WHAT YOU ARE ASKED TO DO: Please print all of the material below, word for word.

GIVEN DATA:
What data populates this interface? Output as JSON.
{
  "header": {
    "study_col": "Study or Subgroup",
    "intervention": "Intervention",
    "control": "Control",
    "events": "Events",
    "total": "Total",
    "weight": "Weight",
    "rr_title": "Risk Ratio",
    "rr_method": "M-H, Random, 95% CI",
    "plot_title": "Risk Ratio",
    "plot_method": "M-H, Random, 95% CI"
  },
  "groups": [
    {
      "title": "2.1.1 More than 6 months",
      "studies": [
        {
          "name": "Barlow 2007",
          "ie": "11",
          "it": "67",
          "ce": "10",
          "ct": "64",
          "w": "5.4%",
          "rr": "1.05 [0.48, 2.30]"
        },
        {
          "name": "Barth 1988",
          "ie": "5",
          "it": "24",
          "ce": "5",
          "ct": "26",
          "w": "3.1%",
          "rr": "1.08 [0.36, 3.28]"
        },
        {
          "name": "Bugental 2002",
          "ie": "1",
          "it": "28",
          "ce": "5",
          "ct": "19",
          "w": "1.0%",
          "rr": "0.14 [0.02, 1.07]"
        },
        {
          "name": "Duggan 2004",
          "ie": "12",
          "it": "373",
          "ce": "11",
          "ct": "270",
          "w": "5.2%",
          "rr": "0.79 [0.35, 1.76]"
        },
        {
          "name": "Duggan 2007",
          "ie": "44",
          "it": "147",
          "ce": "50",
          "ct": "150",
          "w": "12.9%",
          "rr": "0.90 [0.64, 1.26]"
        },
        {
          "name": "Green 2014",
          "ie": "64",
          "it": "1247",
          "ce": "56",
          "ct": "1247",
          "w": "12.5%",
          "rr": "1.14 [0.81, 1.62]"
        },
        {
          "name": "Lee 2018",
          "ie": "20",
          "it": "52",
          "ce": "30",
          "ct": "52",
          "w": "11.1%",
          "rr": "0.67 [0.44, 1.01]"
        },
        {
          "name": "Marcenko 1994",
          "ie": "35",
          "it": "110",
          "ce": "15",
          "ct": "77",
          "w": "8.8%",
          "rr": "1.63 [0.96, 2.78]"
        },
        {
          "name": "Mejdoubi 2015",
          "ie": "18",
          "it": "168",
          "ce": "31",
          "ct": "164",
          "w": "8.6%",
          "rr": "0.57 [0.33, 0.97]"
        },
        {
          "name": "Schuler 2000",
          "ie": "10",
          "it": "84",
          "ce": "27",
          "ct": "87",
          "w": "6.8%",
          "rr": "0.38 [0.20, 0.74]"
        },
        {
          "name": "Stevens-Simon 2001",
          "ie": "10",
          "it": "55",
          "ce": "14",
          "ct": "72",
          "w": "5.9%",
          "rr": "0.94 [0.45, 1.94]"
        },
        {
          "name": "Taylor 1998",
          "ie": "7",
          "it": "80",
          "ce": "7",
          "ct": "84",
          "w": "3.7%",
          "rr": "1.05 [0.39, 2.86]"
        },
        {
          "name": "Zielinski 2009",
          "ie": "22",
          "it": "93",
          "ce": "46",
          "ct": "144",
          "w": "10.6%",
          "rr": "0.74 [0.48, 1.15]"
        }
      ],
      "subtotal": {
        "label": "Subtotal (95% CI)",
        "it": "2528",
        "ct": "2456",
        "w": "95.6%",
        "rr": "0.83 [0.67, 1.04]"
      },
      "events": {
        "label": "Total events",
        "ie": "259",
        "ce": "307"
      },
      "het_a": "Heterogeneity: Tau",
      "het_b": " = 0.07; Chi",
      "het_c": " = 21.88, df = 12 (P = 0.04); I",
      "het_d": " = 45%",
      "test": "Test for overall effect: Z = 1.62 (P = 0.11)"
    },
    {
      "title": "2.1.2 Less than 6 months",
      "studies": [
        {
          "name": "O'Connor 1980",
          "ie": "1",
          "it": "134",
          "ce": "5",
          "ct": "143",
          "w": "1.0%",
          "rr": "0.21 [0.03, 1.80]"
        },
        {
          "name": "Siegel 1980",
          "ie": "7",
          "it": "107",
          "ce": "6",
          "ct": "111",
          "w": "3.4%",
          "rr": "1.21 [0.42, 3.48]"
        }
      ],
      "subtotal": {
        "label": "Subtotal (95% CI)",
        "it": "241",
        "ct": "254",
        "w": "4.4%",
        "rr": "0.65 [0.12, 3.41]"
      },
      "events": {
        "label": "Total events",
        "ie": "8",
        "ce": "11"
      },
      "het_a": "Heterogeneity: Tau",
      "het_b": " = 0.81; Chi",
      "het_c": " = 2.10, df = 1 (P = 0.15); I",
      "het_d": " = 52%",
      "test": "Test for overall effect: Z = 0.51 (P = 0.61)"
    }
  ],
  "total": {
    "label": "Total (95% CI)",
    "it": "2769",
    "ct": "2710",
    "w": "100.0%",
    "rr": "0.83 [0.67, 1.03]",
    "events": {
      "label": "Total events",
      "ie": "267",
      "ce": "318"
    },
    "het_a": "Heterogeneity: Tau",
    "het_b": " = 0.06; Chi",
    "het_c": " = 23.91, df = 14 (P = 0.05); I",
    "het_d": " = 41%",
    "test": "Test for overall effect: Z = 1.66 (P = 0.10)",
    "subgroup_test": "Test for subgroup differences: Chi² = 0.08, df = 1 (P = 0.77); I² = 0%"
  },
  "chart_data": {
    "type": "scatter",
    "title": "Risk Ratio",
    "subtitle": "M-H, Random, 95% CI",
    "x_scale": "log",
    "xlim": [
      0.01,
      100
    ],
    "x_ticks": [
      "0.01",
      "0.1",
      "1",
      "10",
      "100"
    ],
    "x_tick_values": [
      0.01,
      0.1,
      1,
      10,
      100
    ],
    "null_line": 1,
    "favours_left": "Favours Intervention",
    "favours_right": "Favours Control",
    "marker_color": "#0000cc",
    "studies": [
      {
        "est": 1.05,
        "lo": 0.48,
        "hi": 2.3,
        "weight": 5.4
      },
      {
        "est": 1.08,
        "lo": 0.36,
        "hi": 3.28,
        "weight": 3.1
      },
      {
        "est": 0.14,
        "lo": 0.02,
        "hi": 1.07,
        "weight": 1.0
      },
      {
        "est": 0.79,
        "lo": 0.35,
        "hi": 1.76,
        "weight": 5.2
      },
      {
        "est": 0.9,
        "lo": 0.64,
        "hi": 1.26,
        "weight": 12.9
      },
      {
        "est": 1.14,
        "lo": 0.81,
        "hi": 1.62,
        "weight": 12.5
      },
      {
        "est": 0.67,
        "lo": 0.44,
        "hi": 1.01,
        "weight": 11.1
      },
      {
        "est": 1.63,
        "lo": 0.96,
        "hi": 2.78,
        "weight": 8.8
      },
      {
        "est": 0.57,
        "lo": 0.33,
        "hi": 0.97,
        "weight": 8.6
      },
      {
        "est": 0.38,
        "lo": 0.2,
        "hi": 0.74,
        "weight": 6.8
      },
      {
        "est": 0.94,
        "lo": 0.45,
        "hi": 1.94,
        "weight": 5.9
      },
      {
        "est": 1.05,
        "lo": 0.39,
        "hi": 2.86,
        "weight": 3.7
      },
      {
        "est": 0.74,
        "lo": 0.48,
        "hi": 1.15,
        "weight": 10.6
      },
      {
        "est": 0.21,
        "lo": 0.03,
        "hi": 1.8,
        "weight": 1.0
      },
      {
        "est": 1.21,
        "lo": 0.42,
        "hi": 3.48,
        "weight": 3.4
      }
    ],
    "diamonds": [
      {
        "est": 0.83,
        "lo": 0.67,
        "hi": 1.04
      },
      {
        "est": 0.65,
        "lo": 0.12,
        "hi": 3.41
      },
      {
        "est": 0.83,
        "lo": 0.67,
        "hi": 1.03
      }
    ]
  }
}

SOLUTION TO THIS TASK:
What data populates this interface? Output as JSON.
{
  "header": {
    "study_col": "Study or Subgroup",
    "intervention": "Intervention",
    "control": "Control",
    "events": "Events",
    "total": "Total",
    "weight": "Weight",
    "rr_title": "Risk Ratio",
    "rr_method": "M-H, Random, 95% CI",
    "plot_title": "Risk Ratio",
    "plot_method": "M-H, Random, 95% CI"
  },
  "groups": [
    {
      "title": "2.1.1 More than 6 months",
      "studies": [
        {
          "name": "Barlow 2007",
          "ie": "11",
          "it": "67",
          "ce": "10",
          "ct": "64",
          "w": "5.4%",
          "rr": "1.05 [0.48, 2.30]"
        },
        {
          "name": "Barth 1988",
          "ie": "5",
          "it": "24",
          "ce": "5",
          "ct": "26",
          "w": "3.1%",
          "rr": "1.08 [0.36, 3.28]"
        },
        {
          "name": "Bugental 2002",
          "ie": "1",
          "it": "28",
          "ce": "5",
          "ct": "19",
          "w": "1.0%",
          "rr": "0.14 [0.02, 1.07]"
        },
        {
          "name": "Duggan 2004",
          "ie": "12",
          "it": "373",
          "ce": "11",
          "ct": "270",
          "w": "5.2%",
          "rr": "0.79 [0.35, 1.76]"
        },
        {
          "name": "Duggan 2007",
          "ie": "44",
          "it": "147",
          "ce": "50",
          "ct": "150",
          "w": "12.9%",
          "rr": "0.90 [0.64, 1.26]"
        },
        {
          "name": "Green 2014",
          "ie": "64",
          "it": "1247",
          "ce": "56",
          "ct": "1247",
          "w": "12.5%",
          "rr": "1.14 [0.81, 1.62]"
        },
        {
          "name": "Lee 2018",
          "ie": "20",
          "it": "52",
          "ce": "30",
          "ct": "52",
          "w": "11.1%",
          "rr": "0.67 [0.44, 1.01]"
        },
        {
          "name": "Marcenko 1994",
          "ie": "35",
          "it": "110",
          "ce": "15",
          "ct": "77",
          "w": "8.8%",
          "rr": "1.63 [0.96, 2.78]"
        },
        {
          "name": "Mejdoubi 2015",
          "ie": "18",
          "it": "168",
          "ce": "31",
          "ct": "164",
          "w": "8.6%",
          "rr": "0.57 [0.33, 0.97]"
        },
        {
          "name": "Schuler 2000",
          "ie": "10",
          "it": "84",
          "ce": "27",
          "ct": "87",
          "w": "6.8%",
          "rr": "0.38 [0.20, 0.74]"
        },
        {
          "name": "Stevens-Simon 2001",
          "ie": "10",
          "it": "55",
          "ce": "14",
          "ct": "72",
          "w": "5.9%",
          "rr": "0.94 [0.45, 1.94]"
        },
        {
          "name": "Taylor 1998",
          "ie": "7",
          "it": "80",
          "ce": "7",
          "ct": "84",
          "w": "3.7%",
          "rr": "1.05 [0.39, 2.86]"
        },
        {
          "name": "Zielinski 2009",
          "ie": "22",
          "it": "93",
          "ce": "46",
          "ct": "144",
          "w": "10.6%",
          "rr": "0.74 [0.48, 1.15]"
        }
      ],
      "subtotal": {
        "label": "Subtotal (95% CI)",
        "it": "2528",
        "ct": "2456",
        "w": "95.6%",
        "rr": "0.83 [0.67, 1.04]"
      },
      "events": {
        "label": "Total events",
        "ie": "259",
        "ce": "307"
      },
      "het_a": "Heterogeneity: Tau",
      "het_b": " = 0.07; Chi",
      "het_c": " = 21.88, df = 12 (P = 0.04); I",
      "het_d": " = 45%",
      "test": "Test for overall effect: Z = 1.62 (P = 0.11)"
    },
    {
      "title": "2.1.2 Less than 6 months",
      "studies": [
        {
          "name": "O'Connor 1980",
          "ie": "1",
          "it": "134",
          "ce": "5",
          "ct": "143",
          "w": "1.0%",
          "rr": "0.21 [0.03, 1.80]"
        },
        {
          "name": "Siegel 1980",
          "ie": "7",
          "it": "107",
          "ce": "6",
          "ct": "111",
          "w": "3.4%",
          "rr": "1.21 [0.42, 3.48]"
        }
      ],
      "subtotal": {
        "label": "Subtotal (95% CI)",
        "it": "241",
        "ct": "254",
        "w": "4.4%",
        "rr": "0.65 [0.12, 3.41]"
      },
      "events": {
        "label": "Total events",
        "ie": "8",
        "ce": "11"
      },
      "het_a": "Heterogeneity: Tau",
      "het_b": " = 0.81; Chi",
      "het_c": " = 2.10, df = 1 (P = 0.15); I",
      "het_d": " = 52%",
      "test": "Test for overall effect: Z = 0.51 (P = 0.61)"
    }
  ],
  "total": {
    "label": "Total (95% CI)",
    "it": "2769",
    "ct": "2710",
    "w": "100.0%",
    "rr": "0.83 [0.67, 1.03]",
    "events": {
      "label": "Total events",
      "ie": "267",
      "ce": "318"
    },
    "het_a": "Heterogeneity: Tau",
    "het_b": " = 0.06; Chi",
    "het_c": " = 23.91, df = 14 (P = 0.05); I",
    "het_d": " = 41%",
    "test": "Test for overall effect: Z = 1.66 (P = 0.10)",
    "subgroup_test": "Test for subgroup differences: Chi² = 0.08, df = 1 (P = 0.77); I² = 0%"
  },
  "chart_data": {
    "type": "scatter",
    "title": "Risk Ratio",
    "subtitle": "M-H, Random, 95% CI",
    "x_scale": "log",
    "xlim": [
      0.01,
      100
    ],
    "x_ticks": [
      "0.01",
      "0.1",
      "1",
      "10",
      "100"
    ],
    "x_tick_values": [
      0.01,
      0.1,
      1,
      10,
      100
    ],
    "null_line": 1,
    "favours_left": "Favours Intervention",
    "favours_right": "Favours Control",
    "marker_color": "#0000cc",
    "studies": [
      {
        "est": 1.05,
        "lo": 0.48,
        "hi": 2.3,
        "weight": 5.4
      },
      {
        "est": 1.08,
        "lo": 0.36,
        "hi": 3.28,
        "weight": 3.1
      },
      {
        "est": 0.14,
        "lo": 0.02,
        "hi": 1.07,
        "weight": 1.0
      },
      {
        "est": 0.79,
        "lo": 0.35,
        "hi": 1.76,
        "weight": 5.2
      },
      {
        "est": 0.9,
        "lo": 0.64,
        "hi": 1.26,
        "weight": 12.9
      },
      {
        "est": 1.14,
        "lo": 0.81,
        "hi": 1.62,
        "weight": 12.5
      },
      {
        "est": 0.67,
        "lo": 0.44,
        "hi": 1.01,
        "weight": 11.1
      },
      {
        "est": 1.63,
        "lo": 0.96,
        "hi": 2.78,
        "weight": 8.8
      },
      {
        "est": 0.57,
        "lo": 0.33,
        "hi": 0.97,
        "weight": 8.6
      },
      {
        "est": 0.38,
        "lo": 0.2,
        "hi": 0.74,
        "weight": 6.8
      },
      {
        "est": 0.94,
        "lo": 0.45,
        "hi": 1.94,
        "weight": 5.9
      },
      {
        "est": 1.05,
        "lo": 0.39,
        "hi": 2.86,
        "weight": 3.7
      },
      {
        "est": 0.74,
        "lo": 0.48,
        "hi": 1.15,
        "weight": 10.6
      },
      {
        "est": 0.21,
        "lo": 0.03,
        "hi": 1.8,
        "weight": 1.0
      },
      {
        "est": 1.21,
        "lo": 0.42,
        "hi": 3.48,
        "weight": 3.4
      }
    ],
    "diamonds": [
      {
        "est": 0.83,
        "lo": 0.67,
        "hi": 1.04
      },
      {
        "est": 0.65,
        "lo": 0.12,
        "hi": 3.41
      },
      {
        "est": 0.83,
        "lo": 0.67,
        "hi": 1.03
      }
    ]
  }
}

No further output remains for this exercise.